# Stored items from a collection
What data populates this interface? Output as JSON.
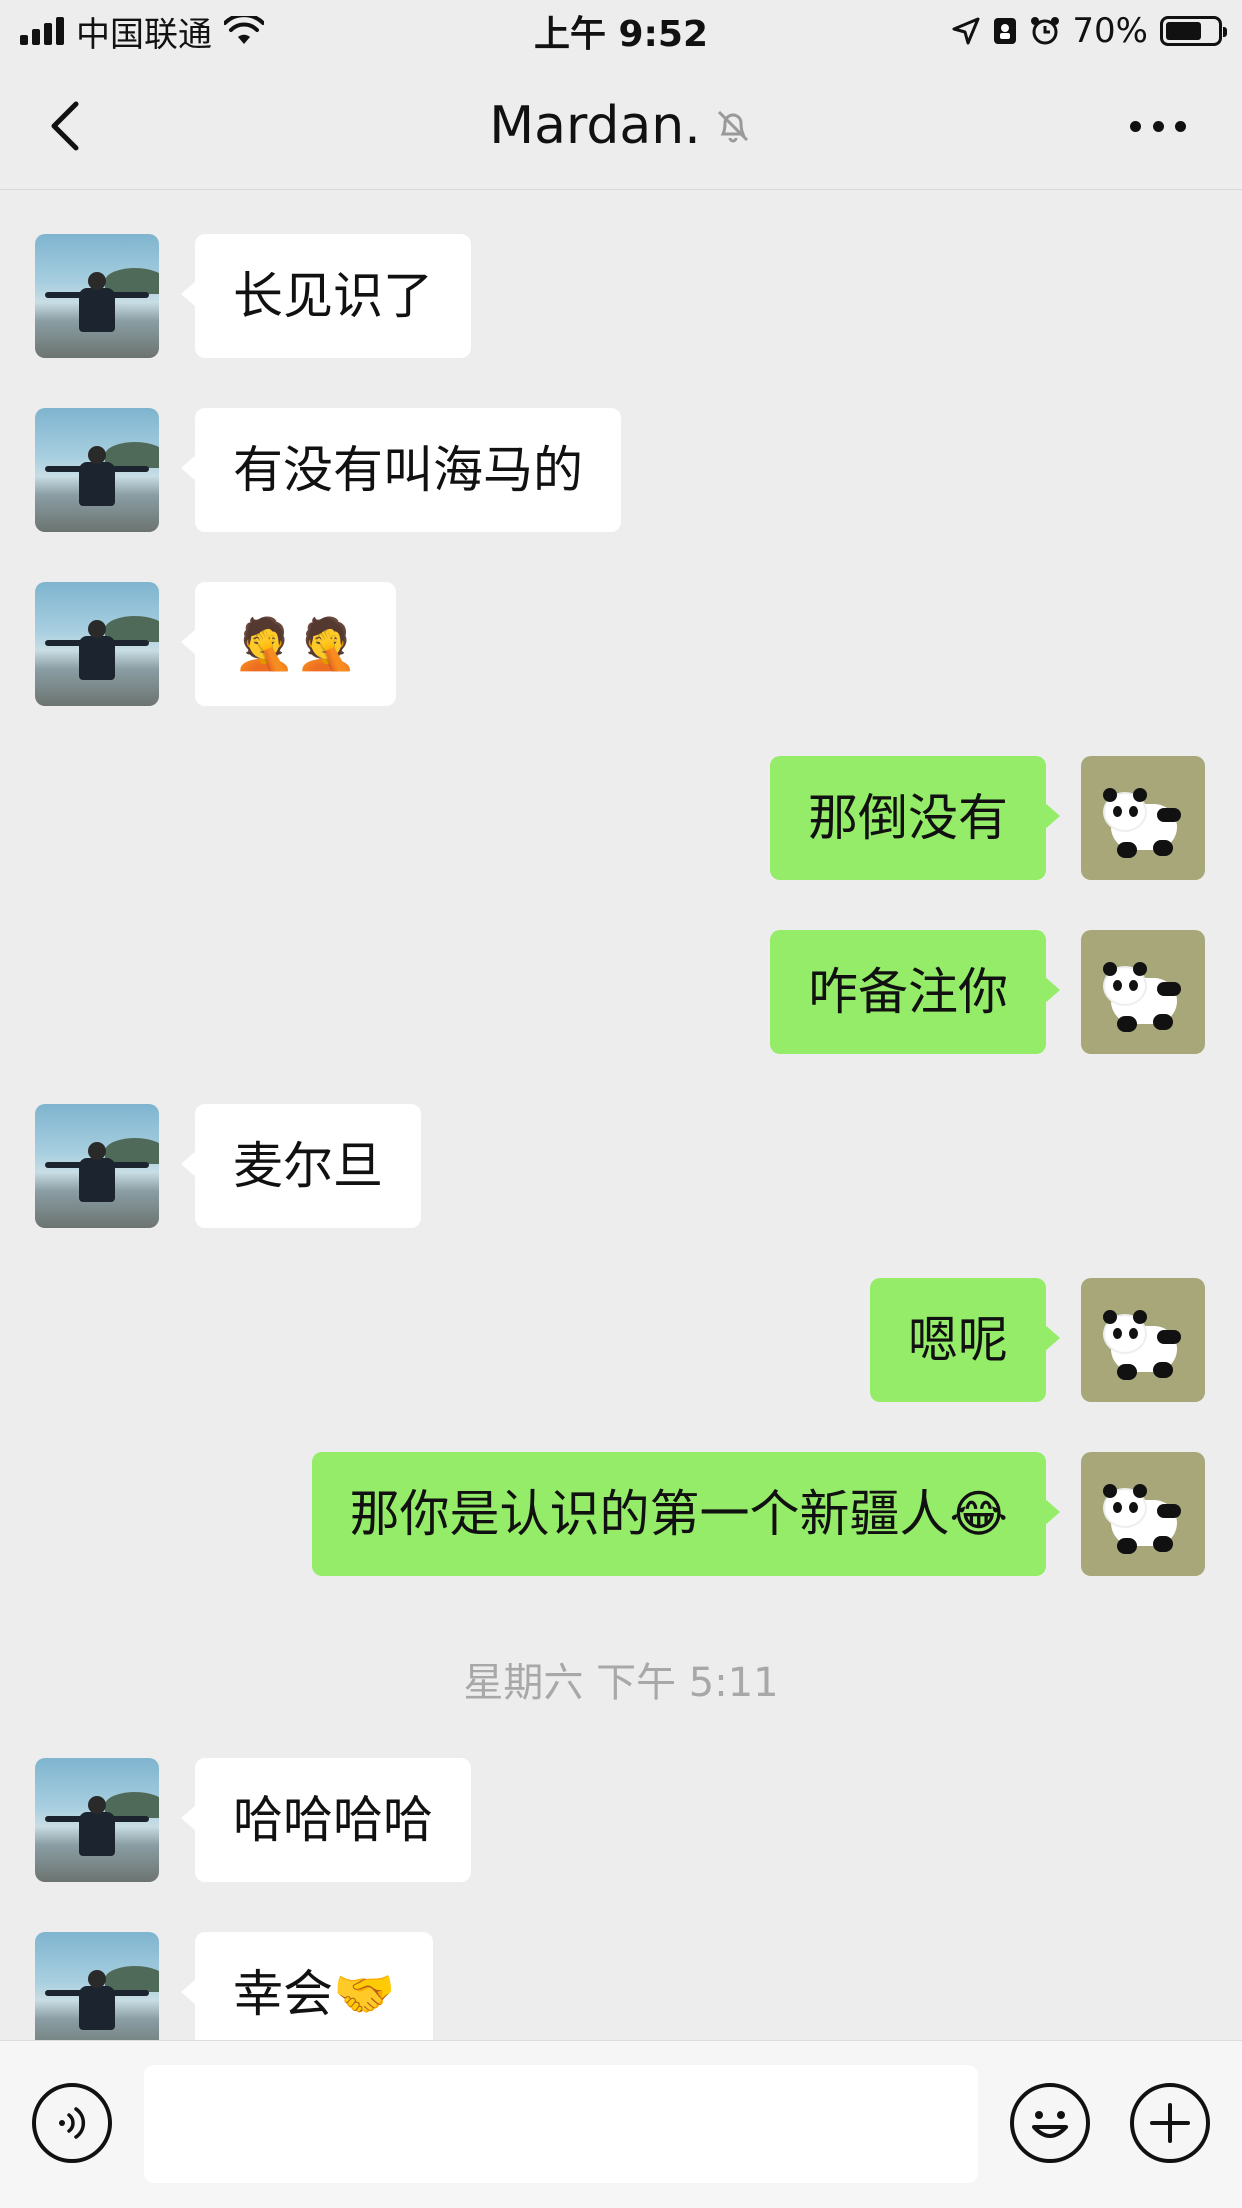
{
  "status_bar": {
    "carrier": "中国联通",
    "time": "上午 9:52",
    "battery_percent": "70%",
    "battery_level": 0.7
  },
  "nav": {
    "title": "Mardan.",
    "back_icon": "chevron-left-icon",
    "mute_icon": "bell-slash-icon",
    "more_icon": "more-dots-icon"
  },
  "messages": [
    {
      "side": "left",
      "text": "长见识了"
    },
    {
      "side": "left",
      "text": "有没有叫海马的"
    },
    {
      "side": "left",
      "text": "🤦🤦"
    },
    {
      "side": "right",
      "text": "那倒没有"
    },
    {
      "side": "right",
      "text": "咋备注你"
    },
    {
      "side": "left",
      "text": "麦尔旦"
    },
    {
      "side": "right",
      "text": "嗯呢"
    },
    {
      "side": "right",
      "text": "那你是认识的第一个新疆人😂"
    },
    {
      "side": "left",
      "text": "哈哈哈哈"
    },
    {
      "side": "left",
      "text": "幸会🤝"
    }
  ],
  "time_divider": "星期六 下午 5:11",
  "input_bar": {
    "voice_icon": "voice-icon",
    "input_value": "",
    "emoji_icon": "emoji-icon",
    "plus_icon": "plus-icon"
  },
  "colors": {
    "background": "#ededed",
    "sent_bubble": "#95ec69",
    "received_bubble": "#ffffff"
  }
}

# Requirements
Reproduce all the records verbatim, excluding images.

# Problem solution
What data populates this interface? Output as JSON.
{
  "status_bar": {
    "carrier": "中国联通",
    "time": "上午 9:52",
    "battery_percent": "70%",
    "battery_level": 0.7
  },
  "nav": {
    "title": "Mardan.",
    "back_icon": "chevron-left-icon",
    "mute_icon": "bell-slash-icon",
    "more_icon": "more-dots-icon"
  },
  "messages": [
    {
      "side": "left",
      "text": "长见识了"
    },
    {
      "side": "left",
      "text": "有没有叫海马的"
    },
    {
      "side": "left",
      "text": "🤦🤦"
    },
    {
      "side": "right",
      "text": "那倒没有"
    },
    {
      "side": "right",
      "text": "咋备注你"
    },
    {
      "side": "left",
      "text": "麦尔旦"
    },
    {
      "side": "right",
      "text": "嗯呢"
    },
    {
      "side": "right",
      "text": "那你是认识的第一个新疆人😂"
    },
    {
      "side": "left",
      "text": "哈哈哈哈"
    },
    {
      "side": "left",
      "text": "幸会🤝"
    }
  ],
  "time_divider": "星期六 下午 5:11",
  "input_bar": {
    "voice_icon": "voice-icon",
    "input_value": "",
    "emoji_icon": "emoji-icon",
    "plus_icon": "plus-icon"
  },
  "colors": {
    "background": "#ededed",
    "sent_bubble": "#95ec69",
    "received_bubble": "#ffffff"
  }
}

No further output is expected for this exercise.